What you will do: Each line below should be reproduced without any alteration.

Excerpted data:
=====

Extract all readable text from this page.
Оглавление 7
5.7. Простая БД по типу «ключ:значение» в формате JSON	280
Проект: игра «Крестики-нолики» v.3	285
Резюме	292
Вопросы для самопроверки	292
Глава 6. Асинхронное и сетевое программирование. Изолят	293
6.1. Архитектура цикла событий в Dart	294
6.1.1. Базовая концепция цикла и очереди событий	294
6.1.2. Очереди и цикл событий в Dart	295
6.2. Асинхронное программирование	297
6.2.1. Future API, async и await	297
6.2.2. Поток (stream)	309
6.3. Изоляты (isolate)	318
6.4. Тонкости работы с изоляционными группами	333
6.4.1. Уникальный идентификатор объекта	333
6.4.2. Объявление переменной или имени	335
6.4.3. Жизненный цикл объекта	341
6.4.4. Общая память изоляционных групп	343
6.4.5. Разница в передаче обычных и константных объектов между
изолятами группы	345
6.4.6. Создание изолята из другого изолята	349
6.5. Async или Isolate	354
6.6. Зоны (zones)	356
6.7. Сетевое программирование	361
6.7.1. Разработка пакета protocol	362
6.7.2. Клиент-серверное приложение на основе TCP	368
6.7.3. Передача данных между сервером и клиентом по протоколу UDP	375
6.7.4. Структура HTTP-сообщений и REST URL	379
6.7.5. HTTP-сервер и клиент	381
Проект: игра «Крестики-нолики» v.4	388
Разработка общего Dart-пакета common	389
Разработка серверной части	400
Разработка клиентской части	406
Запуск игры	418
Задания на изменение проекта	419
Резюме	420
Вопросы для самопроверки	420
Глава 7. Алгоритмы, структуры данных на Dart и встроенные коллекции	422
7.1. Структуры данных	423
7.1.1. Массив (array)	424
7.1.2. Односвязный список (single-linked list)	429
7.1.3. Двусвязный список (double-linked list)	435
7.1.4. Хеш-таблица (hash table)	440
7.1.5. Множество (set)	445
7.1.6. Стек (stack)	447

=====

Finished exercise:
Extract all readable text from this page.
Оглавление 7
5.7. Простая БД по типу «ключ:значение» в формате JSON	280
Проект: игра «Крестики-нолики» v.3	285
Резюме	292
Вопросы для самопроверки	292
Глава 6. Асинхронное и сетевое программирование. Изолят	293
6.1. Архитектура цикла событий в Dart	294
6.1.1. Базовая концепция цикла и очереди событий	294
6.1.2. Очереди и цикл событий в Dart	295
6.2. Асинхронное программирование	297
6.2.1. Future API, async и await	297
6.2.2. Поток (stream)	309
6.3. Изоляты (isolate)	318
6.4. Тонкости работы с изоляционными группами	333
6.4.1. Уникальный идентификатор объекта	333
6.4.2. Объявление переменной или имени	335
6.4.3. Жизненный цикл объекта	341
6.4.4. Общая память изоляционных групп	343
6.4.5. Разница в передаче обычных и константных объектов между
изолятами группы	345
6.4.6. Создание изолята из другого изолята	349
6.5. Async или Isolate	354
6.6. Зоны (zones)	356
6.7. Сетевое программирование	361
6.7.1. Разработка пакета protocol	362
6.7.2. Клиент-серверное приложение на основе TCP	368
6.7.3. Передача данных между сервером и клиентом по протоколу UDP	375
6.7.4. Структура HTTP-сообщений и REST URL	379
6.7.5. HTTP-сервер и клиент	381
Проект: игра «Крестики-нолики» v.4	388
Разработка общего Dart-пакета common	389
Разработка серверной части	400
Разработка клиентской части	406
Запуск игры	418
Задания на изменение проекта	419
Резюме	420
Вопросы для самопроверки	420
Глава 7. Алгоритмы, структуры данных на Dart и встроенные коллекции	422
7.1. Структуры данных	423
7.1.1. Массив (array)	424
7.1.2. Односвязный список (single-linked list)	429
7.1.3. Двусвязный список (double-linked list)	435
7.1.4. Хеш-таблица (hash table)	440
7.1.5. Множество (set)	445
7.1.6. Стек (stack)	447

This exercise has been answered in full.